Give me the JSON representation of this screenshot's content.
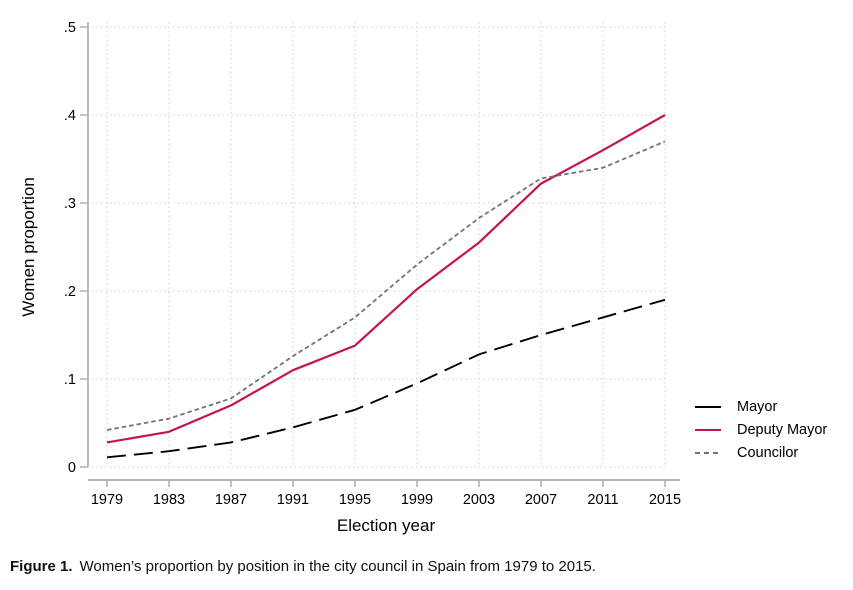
{
  "figure": {
    "caption_label": "Figure 1.",
    "caption_text": "Women’s proportion by position in the city council in Spain from 1979 to 2015."
  },
  "chart_data": {
    "type": "line",
    "title": "",
    "xlabel": "Election year",
    "ylabel": "Women proportion",
    "x": [
      1979,
      1983,
      1987,
      1991,
      1995,
      1999,
      2003,
      2007,
      2011,
      2015
    ],
    "x_tick_labels": [
      "1979",
      "1983",
      "1987",
      "1991",
      "1995",
      "1999",
      "2003",
      "2007",
      "2011",
      "2015"
    ],
    "y_ticks": [
      0,
      0.1,
      0.2,
      0.3,
      0.4,
      0.5
    ],
    "y_tick_labels": [
      "0",
      ".1",
      ".2",
      ".3",
      ".4",
      ".5"
    ],
    "ylim": [
      0,
      0.5
    ],
    "grid": "dotted-both-directions",
    "legend_position": "right-outside-lower",
    "colors": {
      "mayor": "#000000",
      "deputy_mayor": "#c4134e",
      "councilor": "#737373",
      "gridline": "#cccccc",
      "axis": "#a8a8a8"
    },
    "series": [
      {
        "name": "Mayor",
        "color": "#000000",
        "dash": "long-dash",
        "values": [
          0.011,
          0.018,
          0.028,
          0.045,
          0.065,
          0.095,
          0.128,
          0.15,
          0.17,
          0.19
        ]
      },
      {
        "name": "Deputy Mayor",
        "color": "#c4134e",
        "dash": "solid",
        "values": [
          0.028,
          0.04,
          0.07,
          0.11,
          0.138,
          0.202,
          0.255,
          0.322,
          0.36,
          0.4
        ]
      },
      {
        "name": "Councilor",
        "color": "#737373",
        "dash": "short-dash",
        "values": [
          0.042,
          0.055,
          0.078,
          0.126,
          0.17,
          0.23,
          0.283,
          0.328,
          0.34,
          0.37
        ]
      }
    ]
  }
}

# [TASK INSTRUCTIONS]
Return the lines of the records that include the string "name".

# [IN RESPONSE]
        "name": "Mayor",
        "name": "Deputy Mayor",
        "name": "Councilor",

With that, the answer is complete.